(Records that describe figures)
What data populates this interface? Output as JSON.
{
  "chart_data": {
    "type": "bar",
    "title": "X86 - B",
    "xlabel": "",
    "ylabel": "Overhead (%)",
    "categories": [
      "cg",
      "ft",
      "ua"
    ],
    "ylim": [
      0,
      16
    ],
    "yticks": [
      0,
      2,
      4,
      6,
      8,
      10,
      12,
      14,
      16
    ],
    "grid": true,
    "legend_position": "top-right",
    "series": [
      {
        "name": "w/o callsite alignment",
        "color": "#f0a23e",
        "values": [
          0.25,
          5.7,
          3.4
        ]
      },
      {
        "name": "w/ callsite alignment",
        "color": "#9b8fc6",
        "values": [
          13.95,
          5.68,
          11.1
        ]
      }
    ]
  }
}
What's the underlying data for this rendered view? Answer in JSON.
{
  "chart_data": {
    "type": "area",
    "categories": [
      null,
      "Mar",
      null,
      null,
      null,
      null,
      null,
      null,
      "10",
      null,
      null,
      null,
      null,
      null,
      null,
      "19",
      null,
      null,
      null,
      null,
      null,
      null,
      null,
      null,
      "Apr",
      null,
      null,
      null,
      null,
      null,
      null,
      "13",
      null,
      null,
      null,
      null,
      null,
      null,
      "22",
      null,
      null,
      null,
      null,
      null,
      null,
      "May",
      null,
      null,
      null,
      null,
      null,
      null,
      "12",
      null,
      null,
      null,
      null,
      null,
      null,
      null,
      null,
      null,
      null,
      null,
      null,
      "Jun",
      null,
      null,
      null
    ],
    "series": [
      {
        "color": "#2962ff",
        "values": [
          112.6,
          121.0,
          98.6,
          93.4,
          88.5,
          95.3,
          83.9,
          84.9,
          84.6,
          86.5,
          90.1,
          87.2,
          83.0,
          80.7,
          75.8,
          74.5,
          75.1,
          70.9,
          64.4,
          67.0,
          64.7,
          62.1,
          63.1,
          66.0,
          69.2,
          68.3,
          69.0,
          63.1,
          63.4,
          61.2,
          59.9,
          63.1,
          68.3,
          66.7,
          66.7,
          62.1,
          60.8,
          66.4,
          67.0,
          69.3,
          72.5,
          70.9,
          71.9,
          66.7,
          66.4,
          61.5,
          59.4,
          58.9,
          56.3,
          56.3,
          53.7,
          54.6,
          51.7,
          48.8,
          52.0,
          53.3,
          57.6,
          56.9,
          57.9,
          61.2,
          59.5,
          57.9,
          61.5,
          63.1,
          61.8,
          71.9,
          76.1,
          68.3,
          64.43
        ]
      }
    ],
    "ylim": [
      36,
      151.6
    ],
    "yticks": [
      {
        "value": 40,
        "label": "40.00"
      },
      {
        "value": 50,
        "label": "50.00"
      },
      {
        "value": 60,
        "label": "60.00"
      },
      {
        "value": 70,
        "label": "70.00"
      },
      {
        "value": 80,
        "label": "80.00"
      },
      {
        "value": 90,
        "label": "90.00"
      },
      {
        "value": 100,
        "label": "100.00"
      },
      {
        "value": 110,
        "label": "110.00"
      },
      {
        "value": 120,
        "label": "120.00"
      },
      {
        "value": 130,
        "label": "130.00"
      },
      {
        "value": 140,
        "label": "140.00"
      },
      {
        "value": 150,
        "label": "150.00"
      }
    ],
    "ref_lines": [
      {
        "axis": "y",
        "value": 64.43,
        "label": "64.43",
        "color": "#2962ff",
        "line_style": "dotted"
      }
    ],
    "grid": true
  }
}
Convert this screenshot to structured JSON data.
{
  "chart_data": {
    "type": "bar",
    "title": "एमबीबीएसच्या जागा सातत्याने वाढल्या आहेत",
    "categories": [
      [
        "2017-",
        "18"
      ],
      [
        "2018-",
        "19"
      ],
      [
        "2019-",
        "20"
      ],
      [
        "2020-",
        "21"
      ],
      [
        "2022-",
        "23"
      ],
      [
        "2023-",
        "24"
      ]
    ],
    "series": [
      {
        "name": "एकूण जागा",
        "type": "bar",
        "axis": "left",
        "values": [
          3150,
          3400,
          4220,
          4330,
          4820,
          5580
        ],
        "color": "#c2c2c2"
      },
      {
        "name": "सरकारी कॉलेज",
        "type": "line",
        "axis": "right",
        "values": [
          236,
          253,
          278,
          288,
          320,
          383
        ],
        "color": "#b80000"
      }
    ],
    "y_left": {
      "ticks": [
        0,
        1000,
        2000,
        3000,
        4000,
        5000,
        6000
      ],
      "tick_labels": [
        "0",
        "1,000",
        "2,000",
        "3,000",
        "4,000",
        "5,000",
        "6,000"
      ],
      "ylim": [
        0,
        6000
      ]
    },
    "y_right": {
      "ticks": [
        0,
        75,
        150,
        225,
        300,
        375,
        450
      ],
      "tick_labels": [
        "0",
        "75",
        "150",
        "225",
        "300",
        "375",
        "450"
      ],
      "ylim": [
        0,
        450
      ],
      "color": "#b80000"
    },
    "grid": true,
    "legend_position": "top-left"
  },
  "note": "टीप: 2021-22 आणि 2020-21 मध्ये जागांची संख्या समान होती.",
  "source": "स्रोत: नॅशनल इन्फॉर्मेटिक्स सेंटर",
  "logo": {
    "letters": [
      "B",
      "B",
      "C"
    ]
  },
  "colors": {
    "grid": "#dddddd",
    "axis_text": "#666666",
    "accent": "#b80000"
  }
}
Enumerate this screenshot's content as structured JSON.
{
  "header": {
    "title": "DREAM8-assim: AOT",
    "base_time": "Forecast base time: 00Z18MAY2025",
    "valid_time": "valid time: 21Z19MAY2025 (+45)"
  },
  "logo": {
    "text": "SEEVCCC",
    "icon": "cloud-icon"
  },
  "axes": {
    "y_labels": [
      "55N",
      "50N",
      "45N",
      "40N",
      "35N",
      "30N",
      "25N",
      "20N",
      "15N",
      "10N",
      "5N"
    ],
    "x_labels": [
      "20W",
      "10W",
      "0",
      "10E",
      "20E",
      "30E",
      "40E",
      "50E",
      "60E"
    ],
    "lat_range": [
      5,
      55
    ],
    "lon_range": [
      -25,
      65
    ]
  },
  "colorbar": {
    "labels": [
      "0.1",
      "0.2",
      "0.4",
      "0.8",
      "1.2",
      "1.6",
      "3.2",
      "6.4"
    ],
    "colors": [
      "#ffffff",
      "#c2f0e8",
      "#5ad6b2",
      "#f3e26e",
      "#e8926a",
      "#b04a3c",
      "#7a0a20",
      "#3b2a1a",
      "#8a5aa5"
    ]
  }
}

Problem: Reproduce each entry exactly, leaving out nothing.

Response:
What data populates this interface? Output as JSON.
{
  "chart_data": {
    "type": "bar",
    "title": "X86 - B",
    "xlabel": "",
    "ylabel": "Overhead (%)",
    "categories": [
      "cg",
      "ft",
      "ua"
    ],
    "ylim": [
      0,
      16
    ],
    "yticks": [
      0,
      2,
      4,
      6,
      8,
      10,
      12,
      14,
      16
    ],
    "grid": true,
    "legend_position": "top-right",
    "series": [
      {
        "name": "w/o callsite alignment",
        "color": "#f0a23e",
        "values": [
          0.25,
          5.7,
          3.4
        ]
      },
      {
        "name": "w/ callsite alignment",
        "color": "#9b8fc6",
        "values": [
          13.95,
          5.68,
          11.1
        ]
      }
    ]
  }
}
What's the underlying data for this rendered view? Answer in JSON.
{
  "chart_data": {
    "type": "area",
    "categories": [
      null,
      "Mar",
      null,
      null,
      null,
      null,
      null,
      null,
      "10",
      null,
      null,
      null,
      null,
      null,
      null,
      "19",
      null,
      null,
      null,
      null,
      null,
      null,
      null,
      null,
      "Apr",
      null,
      null,
      null,
      null,
      null,
      null,
      "13",
      null,
      null,
      null,
      null,
      null,
      null,
      "22",
      null,
      null,
      null,
      null,
      null,
      null,
      "May",
      null,
      null,
      null,
      null,
      null,
      null,
      "12",
      null,
      null,
      null,
      null,
      null,
      null,
      null,
      null,
      null,
      null,
      null,
      null,
      "Jun",
      null,
      null,
      null
    ],
    "series": [
      {
        "color": "#2962ff",
        "values": [
          112.6,
          121.0,
          98.6,
          93.4,
          88.5,
          95.3,
          83.9,
          84.9,
          84.6,
          86.5,
          90.1,
          87.2,
          83.0,
          80.7,
          75.8,
          74.5,
          75.1,
          70.9,
          64.4,
          67.0,
          64.7,
          62.1,
          63.1,
          66.0,
          69.2,
          68.3,
          69.0,
          63.1,
          63.4,
          61.2,
          59.9,
          63.1,
          68.3,
          66.7,
          66.7,
          62.1,
          60.8,
          66.4,
          67.0,
          69.3,
          72.5,
          70.9,
          71.9,
          66.7,
          66.4,
          61.5,
          59.4,
          58.9,
          56.3,
          56.3,
          53.7,
          54.6,
          51.7,
          48.8,
          52.0,
          53.3,
          57.6,
          56.9,
          57.9,
          61.2,
          59.5,
          57.9,
          61.5,
          63.1,
          61.8,
          71.9,
          76.1,
          68.3,
          64.43
        ]
      }
    ],
    "ylim": [
      36,
      151.6
    ],
    "yticks": [
      {
        "value": 40,
        "label": "40.00"
      },
      {
        "value": 50,
        "label": "50.00"
      },
      {
        "value": 60,
        "label": "60.00"
      },
      {
        "value": 70,
        "label": "70.00"
      },
      {
        "value": 80,
        "label": "80.00"
      },
      {
        "value": 90,
        "label": "90.00"
      },
      {
        "value": 100,
        "label": "100.00"
      },
      {
        "value": 110,
        "label": "110.00"
      },
      {
        "value": 120,
        "label": "120.00"
      },
      {
        "value": 130,
        "label": "130.00"
      },
      {
        "value": 140,
        "label": "140.00"
      },
      {
        "value": 150,
        "label": "150.00"
      }
    ],
    "ref_lines": [
      {
        "axis": "y",
        "value": 64.43,
        "label": "64.43",
        "color": "#2962ff",
        "line_style": "dotted"
      }
    ],
    "grid": true
  }
}
Convert this screenshot to structured JSON data.
{
  "chart_data": {
    "type": "bar",
    "title": "एमबीबीएसच्या जागा सातत्याने वाढल्या आहेत",
    "categories": [
      [
        "2017-",
        "18"
      ],
      [
        "2018-",
        "19"
      ],
      [
        "2019-",
        "20"
      ],
      [
        "2020-",
        "21"
      ],
      [
        "2022-",
        "23"
      ],
      [
        "2023-",
        "24"
      ]
    ],
    "series": [
      {
        "name": "एकूण जागा",
        "type": "bar",
        "axis": "left",
        "values": [
          3150,
          3400,
          4220,
          4330,
          4820,
          5580
        ],
        "color": "#c2c2c2"
      },
      {
        "name": "सरकारी कॉलेज",
        "type": "line",
        "axis": "right",
        "values": [
          236,
          253,
          278,
          288,
          320,
          383
        ],
        "color": "#b80000"
      }
    ],
    "y_left": {
      "ticks": [
        0,
        1000,
        2000,
        3000,
        4000,
        5000,
        6000
      ],
      "tick_labels": [
        "0",
        "1,000",
        "2,000",
        "3,000",
        "4,000",
        "5,000",
        "6,000"
      ],
      "ylim": [
        0,
        6000
      ]
    },
    "y_right": {
      "ticks": [
        0,
        75,
        150,
        225,
        300,
        375,
        450
      ],
      "tick_labels": [
        "0",
        "75",
        "150",
        "225",
        "300",
        "375",
        "450"
      ],
      "ylim": [
        0,
        450
      ],
      "color": "#b80000"
    },
    "grid": true,
    "legend_position": "top-left"
  },
  "note": "टीप: 2021-22 आणि 2020-21 मध्ये जागांची संख्या समान होती.",
  "source": "स्रोत: नॅशनल इन्फॉर्मेटिक्स सेंटर",
  "logo": {
    "letters": [
      "B",
      "B",
      "C"
    ]
  },
  "colors": {
    "grid": "#dddddd",
    "axis_text": "#666666",
    "accent": "#b80000"
  }
}
Enumerate this screenshot's content as structured JSON.
{
  "header": {
    "title": "DREAM8-assim: AOT",
    "base_time": "Forecast base time: 00Z18MAY2025",
    "valid_time": "valid time: 21Z19MAY2025 (+45)"
  },
  "logo": {
    "text": "SEEVCCC",
    "icon": "cloud-icon"
  },
  "axes": {
    "y_labels": [
      "55N",
      "50N",
      "45N",
      "40N",
      "35N",
      "30N",
      "25N",
      "20N",
      "15N",
      "10N",
      "5N"
    ],
    "x_labels": [
      "20W",
      "10W",
      "0",
      "10E",
      "20E",
      "30E",
      "40E",
      "50E",
      "60E"
    ],
    "lat_range": [
      5,
      55
    ],
    "lon_range": [
      -25,
      65
    ]
  },
  "colorbar": {
    "labels": [
      "0.1",
      "0.2",
      "0.4",
      "0.8",
      "1.2",
      "1.6",
      "3.2",
      "6.4"
    ],
    "colors": [
      "#ffffff",
      "#c2f0e8",
      "#5ad6b2",
      "#f3e26e",
      "#e8926a",
      "#b04a3c",
      "#7a0a20",
      "#3b2a1a",
      "#8a5aa5"
    ]
  }
}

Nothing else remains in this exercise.